Records from a data source
<<<<

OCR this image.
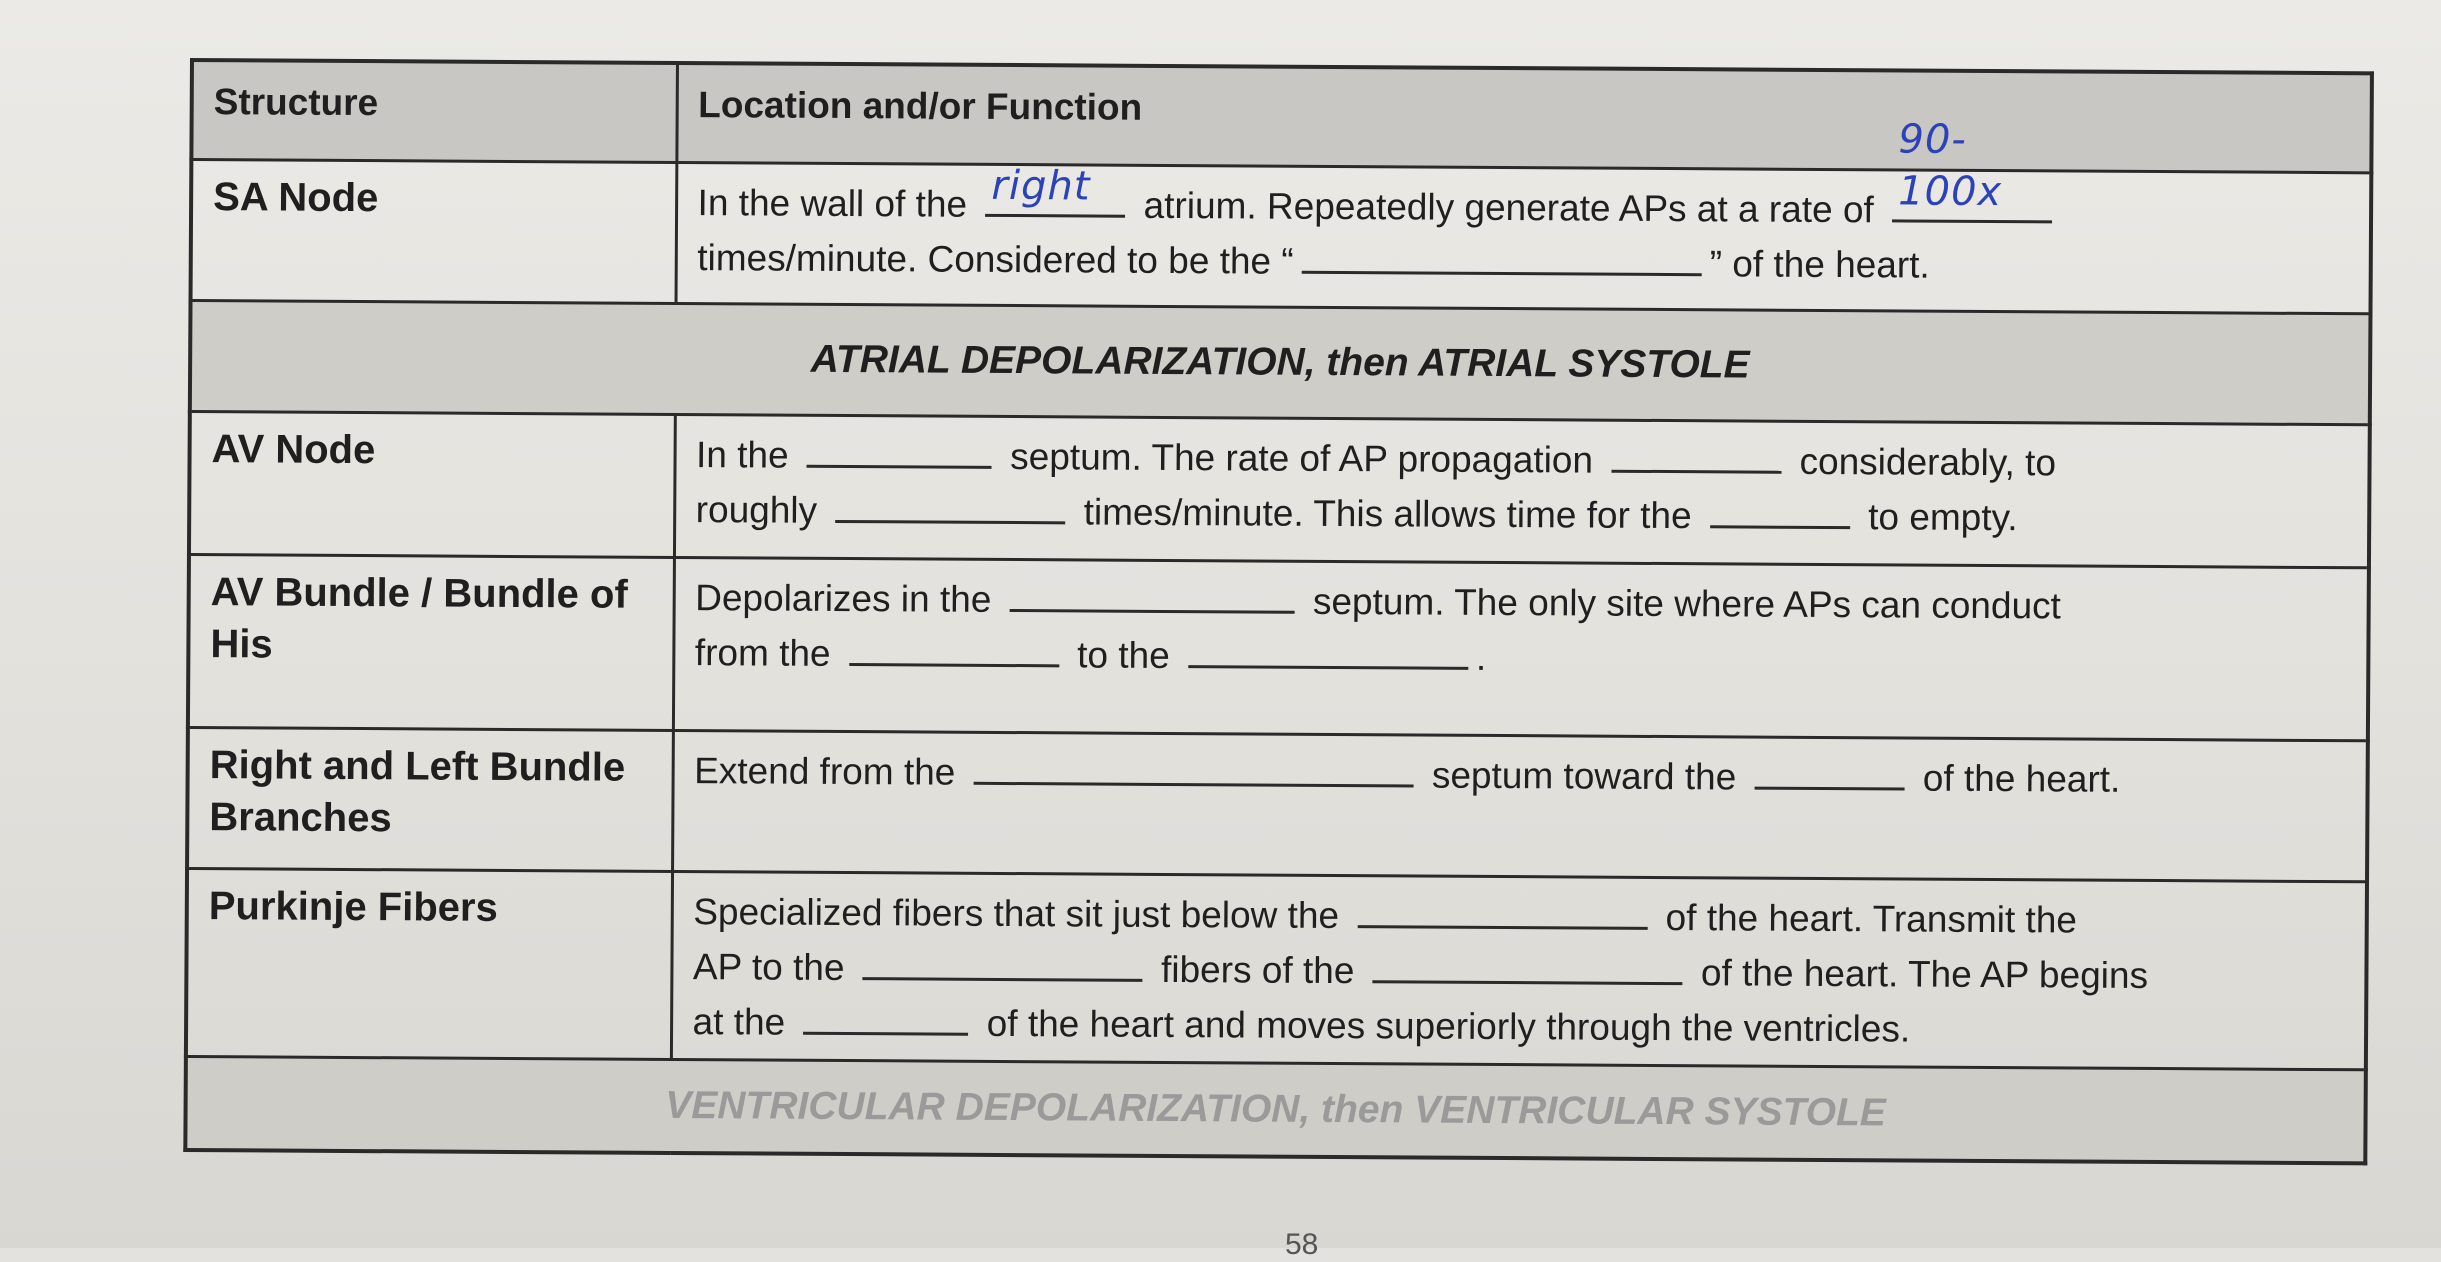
Structure	Location and/or Function
SA Node	In the wall of the right atrium. Repeatedly generate APs at a rate of
90-100x

times/minute. Considered to be the “ ” of the heart.
ATRIAL DEPOLARIZATION, then ATRIAL SYSTOLE	
AV Node	In the septum. The rate of AP propagation considerably, to
roughly times/minute. This allows time for the to empty.
AV Bundle / Bundle of His	Depolarizes in the septum. The only site where APs can conduct
from the to the .
Right and Left Bundle Branches	Extend from the septum toward the of the heart.
Purkinje Fibers	Specialized fibers that sit just below the of the heart. Transmit the
AP to the fibers of the of the heart. The AP begins
at the of the heart and moves superiorly through the ventricles.
VENTRICULAR DEPOLARIZATION, then VENTRICULAR SYSTOLE	
58
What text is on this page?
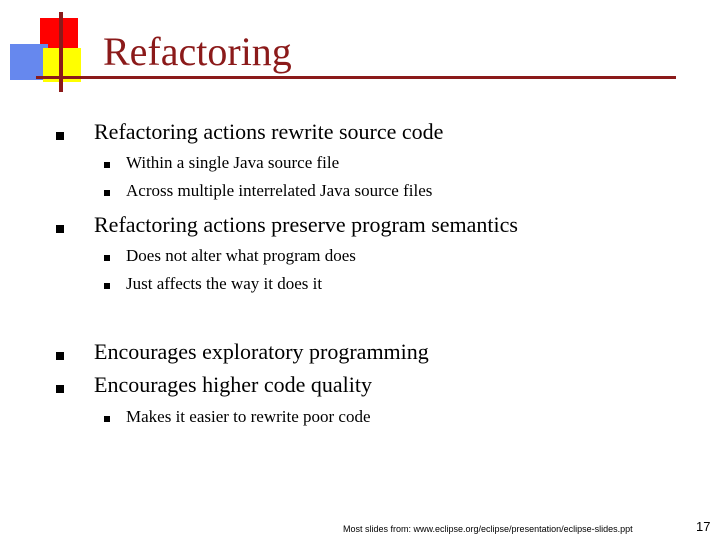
Refactoring
Refactoring actions rewrite source code
Within a single Java source file
Across multiple interrelated Java source files
Refactoring actions preserve program semantics
Does not alter what program does
Just affects the way it does it
Encourages exploratory programming
Encourages higher code quality
Makes it easier to rewrite poor code
Most slides from: www.eclipse.org/eclipse/presentation/eclipse-slides.ppt	17
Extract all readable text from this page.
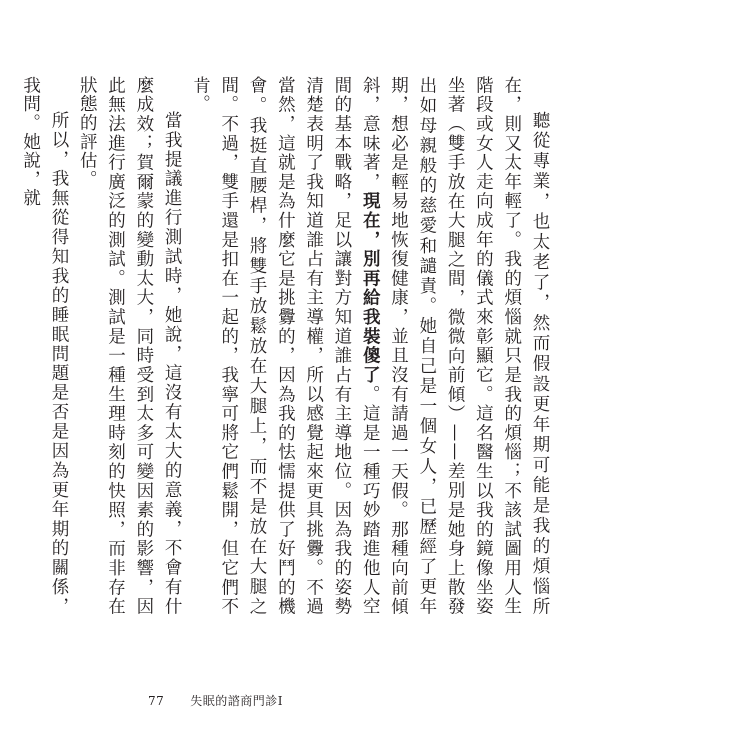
聽從專業，也太老了，然而假設更年期可能是我的煩惱所在，則又太年輕了。我的煩惱就只是我的煩惱；不該試圖用人生階段或女人走向成年的儀式來彰顯它。這名醫生以我的鏡像坐姿坐著（雙手放在大腿之間，微微向前傾）——差別是她身上散發出如母親般的慈愛和譴責。她自己是一個女人，已歷經了更年期，想必是輕易地恢復健康，並且沒有請過一天假。那種向前傾斜，意味著，現在，別再給我裝傻了。這是一種巧妙踏進他人空間的基本戰略，足以讓對方知道誰占有主導地位。因為我的姿勢清楚表明了我知道誰占有主導權，所以感覺起來更具挑釁。不過當然，這就是為什麼它是挑釁的，因為我的怯懦提供了好鬥的機會。我挺直腰桿，將雙手放鬆放在大腿上，而不是放在大腿之間。不過，雙手還是扣在一起的，我寧可將它們鬆開，但它們不肯。

當我提議進行測試時，她說，這沒有太大的意義，不會有什麼成效；賀爾蒙的變動太大，同時受到太多可變因素的影響，因此無法進行廣泛的測試。測試是一種生理時刻的快照，而非存在狀態的評估。

所以，我無從得知我的睡眠問題是否是因為更年期的關係，我問。她說，就

77 失眠的諮商門診I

>>>>

■ Stated problem
Retype exactly the lines from the one containing "Extract all readable text from this page." through the last line of the records above, both included, and leave out any pictures.

■ Exercise response
Extract all readable text from this page.
聽從專業，也太老了，然而假設更年期可能是我的煩惱所在，則又太年輕了。我的煩惱就只是我的煩惱；不該試圖用人生階段或女人走向成年的儀式來彰顯它。這名醫生以我的鏡像坐姿坐著（雙手放在大腿之間，微微向前傾）——差別是她身上散發出如母親般的慈愛和譴責。她自己是一個女人，已歷經了更年期，想必是輕易地恢復健康，並且沒有請過一天假。那種向前傾斜，意味著，現在，別再給我裝傻了。這是一種巧妙踏進他人空間的基本戰略，足以讓對方知道誰占有主導地位。因為我的姿勢清楚表明了我知道誰占有主導權，所以感覺起來更具挑釁。不過當然，這就是為什麼它是挑釁的，因為我的怯懦提供了好鬥的機會。我挺直腰桿，將雙手放鬆放在大腿上，而不是放在大腿之間。不過，雙手還是扣在一起的，我寧可將它們鬆開，但它們不肯。

當我提議進行測試時，她說，這沒有太大的意義，不會有什麼成效；賀爾蒙的變動太大，同時受到太多可變因素的影響，因此無法進行廣泛的測試。測試是一種生理時刻的快照，而非存在狀態的評估。

所以，我無從得知我的睡眠問題是否是因為更年期的關係，我問。她說，就

77 失眠的諮商門診I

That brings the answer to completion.